■ **PROBLEM DETAILS**
Retype every entry in its entirety, without alteration.

■ **GIVEN DATA**
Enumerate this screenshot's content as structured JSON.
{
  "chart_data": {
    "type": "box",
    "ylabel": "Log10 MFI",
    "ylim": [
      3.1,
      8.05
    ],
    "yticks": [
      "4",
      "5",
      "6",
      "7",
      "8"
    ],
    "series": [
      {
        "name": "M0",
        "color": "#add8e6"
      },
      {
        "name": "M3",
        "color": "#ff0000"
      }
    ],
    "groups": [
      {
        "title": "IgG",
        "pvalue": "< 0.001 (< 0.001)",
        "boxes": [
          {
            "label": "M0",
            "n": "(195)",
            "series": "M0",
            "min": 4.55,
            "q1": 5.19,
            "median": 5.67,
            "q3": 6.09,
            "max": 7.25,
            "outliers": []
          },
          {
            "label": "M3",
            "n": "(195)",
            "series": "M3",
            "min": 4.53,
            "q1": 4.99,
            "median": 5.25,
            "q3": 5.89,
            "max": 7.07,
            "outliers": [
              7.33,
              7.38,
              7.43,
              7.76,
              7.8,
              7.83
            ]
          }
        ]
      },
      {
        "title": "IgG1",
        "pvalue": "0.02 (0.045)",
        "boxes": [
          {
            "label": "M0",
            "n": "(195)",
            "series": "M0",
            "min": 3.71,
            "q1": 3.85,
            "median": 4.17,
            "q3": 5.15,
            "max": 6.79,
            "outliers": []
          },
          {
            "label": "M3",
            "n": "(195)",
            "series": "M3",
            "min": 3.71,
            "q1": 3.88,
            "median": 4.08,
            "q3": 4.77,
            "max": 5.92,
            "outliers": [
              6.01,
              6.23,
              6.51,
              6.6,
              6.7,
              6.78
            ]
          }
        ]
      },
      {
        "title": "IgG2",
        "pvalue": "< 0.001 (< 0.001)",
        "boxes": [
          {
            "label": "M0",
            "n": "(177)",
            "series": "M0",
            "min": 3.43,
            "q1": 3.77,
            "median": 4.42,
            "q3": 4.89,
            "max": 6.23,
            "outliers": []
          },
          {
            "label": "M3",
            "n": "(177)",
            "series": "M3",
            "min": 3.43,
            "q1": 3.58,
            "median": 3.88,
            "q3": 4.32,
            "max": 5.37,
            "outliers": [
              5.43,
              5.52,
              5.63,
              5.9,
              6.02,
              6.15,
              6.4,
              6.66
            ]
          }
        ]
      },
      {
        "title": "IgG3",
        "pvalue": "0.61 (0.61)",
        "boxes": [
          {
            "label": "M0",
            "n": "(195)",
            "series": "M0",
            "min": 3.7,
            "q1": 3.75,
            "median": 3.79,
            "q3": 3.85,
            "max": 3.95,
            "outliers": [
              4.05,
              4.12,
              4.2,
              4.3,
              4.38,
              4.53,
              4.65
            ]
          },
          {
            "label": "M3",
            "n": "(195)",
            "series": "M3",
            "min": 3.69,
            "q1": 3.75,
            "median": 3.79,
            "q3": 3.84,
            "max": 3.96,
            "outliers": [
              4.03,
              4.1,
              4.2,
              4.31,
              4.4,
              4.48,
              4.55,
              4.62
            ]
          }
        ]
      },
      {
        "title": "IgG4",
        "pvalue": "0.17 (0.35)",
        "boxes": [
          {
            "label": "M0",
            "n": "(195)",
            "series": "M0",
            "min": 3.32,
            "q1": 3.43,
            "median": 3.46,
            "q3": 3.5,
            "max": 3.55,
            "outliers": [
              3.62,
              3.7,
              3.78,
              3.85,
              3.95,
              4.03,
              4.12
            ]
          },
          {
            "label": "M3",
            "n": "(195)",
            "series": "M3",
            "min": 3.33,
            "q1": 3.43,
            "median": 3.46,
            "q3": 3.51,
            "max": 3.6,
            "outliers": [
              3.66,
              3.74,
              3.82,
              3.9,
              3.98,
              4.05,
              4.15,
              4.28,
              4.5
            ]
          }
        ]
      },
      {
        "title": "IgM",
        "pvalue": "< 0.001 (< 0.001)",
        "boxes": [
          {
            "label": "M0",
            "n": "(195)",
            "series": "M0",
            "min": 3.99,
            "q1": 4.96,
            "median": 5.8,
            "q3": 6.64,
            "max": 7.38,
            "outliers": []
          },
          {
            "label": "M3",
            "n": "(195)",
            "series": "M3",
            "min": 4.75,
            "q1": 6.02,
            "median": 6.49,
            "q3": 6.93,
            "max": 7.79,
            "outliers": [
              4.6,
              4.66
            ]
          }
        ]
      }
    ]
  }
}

■ **EXERCISE ANSWER**
Enumerate this screenshot's content as structured JSON.
{
  "chart_data": {
    "type": "box",
    "ylabel": "Log10 MFI",
    "ylim": [
      3.1,
      8.05
    ],
    "yticks": [
      "4",
      "5",
      "6",
      "7",
      "8"
    ],
    "series": [
      {
        "name": "M0",
        "color": "#add8e6"
      },
      {
        "name": "M3",
        "color": "#ff0000"
      }
    ],
    "groups": [
      {
        "title": "IgG",
        "pvalue": "< 0.001 (< 0.001)",
        "boxes": [
          {
            "label": "M0",
            "n": "(195)",
            "series": "M0",
            "min": 4.55,
            "q1": 5.19,
            "median": 5.67,
            "q3": 6.09,
            "max": 7.25,
            "outliers": []
          },
          {
            "label": "M3",
            "n": "(195)",
            "series": "M3",
            "min": 4.53,
            "q1": 4.99,
            "median": 5.25,
            "q3": 5.89,
            "max": 7.07,
            "outliers": [
              7.33,
              7.38,
              7.43,
              7.76,
              7.8,
              7.83
            ]
          }
        ]
      },
      {
        "title": "IgG1",
        "pvalue": "0.02 (0.045)",
        "boxes": [
          {
            "label": "M0",
            "n": "(195)",
            "series": "M0",
            "min": 3.71,
            "q1": 3.85,
            "median": 4.17,
            "q3": 5.15,
            "max": 6.79,
            "outliers": []
          },
          {
            "label": "M3",
            "n": "(195)",
            "series": "M3",
            "min": 3.71,
            "q1": 3.88,
            "median": 4.08,
            "q3": 4.77,
            "max": 5.92,
            "outliers": [
              6.01,
              6.23,
              6.51,
              6.6,
              6.7,
              6.78
            ]
          }
        ]
      },
      {
        "title": "IgG2",
        "pvalue": "< 0.001 (< 0.001)",
        "boxes": [
          {
            "label": "M0",
            "n": "(177)",
            "series": "M0",
            "min": 3.43,
            "q1": 3.77,
            "median": 4.42,
            "q3": 4.89,
            "max": 6.23,
            "outliers": []
          },
          {
            "label": "M3",
            "n": "(177)",
            "series": "M3",
            "min": 3.43,
            "q1": 3.58,
            "median": 3.88,
            "q3": 4.32,
            "max": 5.37,
            "outliers": [
              5.43,
              5.52,
              5.63,
              5.9,
              6.02,
              6.15,
              6.4,
              6.66
            ]
          }
        ]
      },
      {
        "title": "IgG3",
        "pvalue": "0.61 (0.61)",
        "boxes": [
          {
            "label": "M0",
            "n": "(195)",
            "series": "M0",
            "min": 3.7,
            "q1": 3.75,
            "median": 3.79,
            "q3": 3.85,
            "max": 3.95,
            "outliers": [
              4.05,
              4.12,
              4.2,
              4.3,
              4.38,
              4.53,
              4.65
            ]
          },
          {
            "label": "M3",
            "n": "(195)",
            "series": "M3",
            "min": 3.69,
            "q1": 3.75,
            "median": 3.79,
            "q3": 3.84,
            "max": 3.96,
            "outliers": [
              4.03,
              4.1,
              4.2,
              4.31,
              4.4,
              4.48,
              4.55,
              4.62
            ]
          }
        ]
      },
      {
        "title": "IgG4",
        "pvalue": "0.17 (0.35)",
        "boxes": [
          {
            "label": "M0",
            "n": "(195)",
            "series": "M0",
            "min": 3.32,
            "q1": 3.43,
            "median": 3.46,
            "q3": 3.5,
            "max": 3.55,
            "outliers": [
              3.62,
              3.7,
              3.78,
              3.85,
              3.95,
              4.03,
              4.12
            ]
          },
          {
            "label": "M3",
            "n": "(195)",
            "series": "M3",
            "min": 3.33,
            "q1": 3.43,
            "median": 3.46,
            "q3": 3.51,
            "max": 3.6,
            "outliers": [
              3.66,
              3.74,
              3.82,
              3.9,
              3.98,
              4.05,
              4.15,
              4.28,
              4.5
            ]
          }
        ]
      },
      {
        "title": "IgM",
        "pvalue": "< 0.001 (< 0.001)",
        "boxes": [
          {
            "label": "M0",
            "n": "(195)",
            "series": "M0",
            "min": 3.99,
            "q1": 4.96,
            "median": 5.8,
            "q3": 6.64,
            "max": 7.38,
            "outliers": []
          },
          {
            "label": "M3",
            "n": "(195)",
            "series": "M3",
            "min": 4.75,
            "q1": 6.02,
            "median": 6.49,
            "q3": 6.93,
            "max": 7.79,
            "outliers": [
              4.6,
              4.66
            ]
          }
        ]
      }
    ]
  }
}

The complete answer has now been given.